=== Given passage ===

Similarly to the previous implementation, we straightforwardly adpat the data structure for the instructions and the binary (list of instructions),

Inductive Instr:Type := PUSH (n : nat)
		      | ADD.

Definition Binary := list Instr.

The emulator executes a bytecode (b : Binary) and returns a stack,

Fixpoint exec (b : Binary) (s : Stack) : Stack :=
  match b, s with
    PUSH n :: rest, stack => exec rest (n :: stack)
  | ADD :: rest, m :: n :: stack => exec rest (m + n :: stack)
  | [], stack => stack
  | _, stack => stack
  end.

Definition emulator (b : Binary) := exec b [].

where exec is the function really computing; this function takes two arguments: a list of instructions (Binary) and stack and then returns another stack.

The compiler requires a tree (named above Coq.Tree) and an auxiliary function,

Fixpoint comp (source : Tree) (bytecode : Binary) : Binary :=
  match source with
    Lang.Val n => PUSH n :: bytecode
  | Lang.Add x y => comp x (comp y (ADD :: bytecode))
  end.

Definition compiler (source : Tree) := comp source [].

where all is strongly similar with the previous implementation.

…to a complete working example, we just need to extract from Coq to Haskell with,

Require Export Lang Compiler Emulator.

Require Extraction.
Extraction Language Haskell.
Extraction "Generated.hs" compiler emulator.

additing some Haskell glue code, as push and pop, and command-line and parser, we get,

$ ./calc -x '(1+2)+3'
= 6
$ ./calc -c '(1+2)+3'
Instructions: "PUSH 1, PUSH 2, ADD, PUSH 3, ADD, ;"
$ ./calc -c '1+(2+3)'
Instructions: "PUSH 1, PUSH 2, PUSH 3, ADD, ADD, ;"

Note the order of the instructions depending on the parenthesis order, i.e., depending on the tree, for instance,

  (1+2)+3            1+(2+3)

     Add                Add
    /   \              /   \
  Add    Val 3       Val 1  Add
 /   \                     /   \
Val 1 Val 2              Val 2 Val 3

Neat! However, let avoid to go out of rail and thus let recap!

=== Provided material ===

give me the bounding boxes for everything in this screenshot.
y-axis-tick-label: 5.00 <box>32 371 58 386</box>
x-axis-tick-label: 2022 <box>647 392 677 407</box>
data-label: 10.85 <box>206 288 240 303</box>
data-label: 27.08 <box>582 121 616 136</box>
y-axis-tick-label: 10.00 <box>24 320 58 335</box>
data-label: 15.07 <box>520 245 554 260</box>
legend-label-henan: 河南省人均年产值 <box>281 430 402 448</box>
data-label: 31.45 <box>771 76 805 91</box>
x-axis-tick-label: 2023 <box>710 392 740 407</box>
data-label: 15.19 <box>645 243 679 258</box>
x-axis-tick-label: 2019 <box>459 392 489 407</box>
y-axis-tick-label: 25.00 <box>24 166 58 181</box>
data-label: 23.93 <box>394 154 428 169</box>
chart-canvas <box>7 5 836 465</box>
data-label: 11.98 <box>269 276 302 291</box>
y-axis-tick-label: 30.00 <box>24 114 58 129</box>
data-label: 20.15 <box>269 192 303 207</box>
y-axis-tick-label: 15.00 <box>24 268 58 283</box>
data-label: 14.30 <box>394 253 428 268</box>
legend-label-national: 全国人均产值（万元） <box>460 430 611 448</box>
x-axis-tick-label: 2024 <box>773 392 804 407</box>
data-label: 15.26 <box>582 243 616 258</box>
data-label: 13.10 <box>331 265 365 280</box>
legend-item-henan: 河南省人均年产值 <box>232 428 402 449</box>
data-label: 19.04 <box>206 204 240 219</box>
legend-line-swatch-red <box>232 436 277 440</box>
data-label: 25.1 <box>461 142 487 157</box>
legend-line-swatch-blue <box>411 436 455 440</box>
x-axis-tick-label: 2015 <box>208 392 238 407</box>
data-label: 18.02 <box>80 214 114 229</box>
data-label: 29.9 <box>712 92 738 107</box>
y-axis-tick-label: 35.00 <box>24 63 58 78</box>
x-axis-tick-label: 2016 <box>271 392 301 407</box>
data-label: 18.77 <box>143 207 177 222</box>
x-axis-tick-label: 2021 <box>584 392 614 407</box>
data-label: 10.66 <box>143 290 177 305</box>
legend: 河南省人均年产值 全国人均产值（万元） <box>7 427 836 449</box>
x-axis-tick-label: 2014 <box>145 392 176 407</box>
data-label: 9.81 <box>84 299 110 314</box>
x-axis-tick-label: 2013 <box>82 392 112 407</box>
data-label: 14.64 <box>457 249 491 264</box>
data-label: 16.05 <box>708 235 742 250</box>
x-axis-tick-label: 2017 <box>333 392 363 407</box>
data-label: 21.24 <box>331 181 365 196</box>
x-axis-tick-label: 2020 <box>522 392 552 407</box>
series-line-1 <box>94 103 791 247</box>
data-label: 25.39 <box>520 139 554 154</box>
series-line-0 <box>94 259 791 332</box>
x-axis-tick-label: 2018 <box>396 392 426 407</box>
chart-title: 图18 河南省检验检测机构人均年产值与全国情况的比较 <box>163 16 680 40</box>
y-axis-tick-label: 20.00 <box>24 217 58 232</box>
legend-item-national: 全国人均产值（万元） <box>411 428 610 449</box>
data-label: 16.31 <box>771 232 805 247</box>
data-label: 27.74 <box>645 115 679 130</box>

===

→ **Exercise directions**
Reproduce the entire passage on the Coq compiler and emulator without any alteration.

→ **Full answer**
Similarly to the previous implementation, we straightforwardly adpat the data structure for the instructions and the binary (list of instructions),

Inductive Instr:Type := PUSH (n : nat)
		      | ADD.

Definition Binary := list Instr.

The emulator executes a bytecode (b : Binary) and returns a stack,

Fixpoint exec (b : Binary) (s : Stack) : Stack :=
  match b, s with
    PUSH n :: rest, stack => exec rest (n :: stack)
  | ADD :: rest, m :: n :: stack => exec rest (m + n :: stack)
  | [], stack => stack
  | _, stack => stack
  end.

Definition emulator (b : Binary) := exec b [].

where exec is the function really computing; this function takes two arguments: a list of instructions (Binary) and stack and then returns another stack.

The compiler requires a tree (named above Coq.Tree) and an auxiliary function,

Fixpoint comp (source : Tree) (bytecode : Binary) : Binary :=
  match source with
    Lang.Val n => PUSH n :: bytecode
  | Lang.Add x y => comp x (comp y (ADD :: bytecode))
  end.

Definition compiler (source : Tree) := comp source [].

where all is strongly similar with the previous implementation.

…to a complete working example, we just need to extract from Coq to Haskell with,

Require Export Lang Compiler Emulator.

Require Extraction.
Extraction Language Haskell.
Extraction "Generated.hs" compiler emulator.

additing some Haskell glue code, as push and pop, and command-line and parser, we get,

$ ./calc -x '(1+2)+3'
= 6
$ ./calc -c '(1+2)+3'
Instructions: "PUSH 1, PUSH 2, ADD, PUSH 3, ADD, ;"
$ ./calc -c '1+(2+3)'
Instructions: "PUSH 1, PUSH 2, PUSH 3, ADD, ADD, ;"

Note the order of the instructions depending on the parenthesis order, i.e., depending on the tree, for instance,

  (1+2)+3            1+(2+3)

     Add                Add
    /   \              /   \
  Add    Val 3       Val 1  Add
 /   \                     /   \
Val 1 Val 2              Val 2 Val 3

Neat! However, let avoid to go out of rail and thus let recap!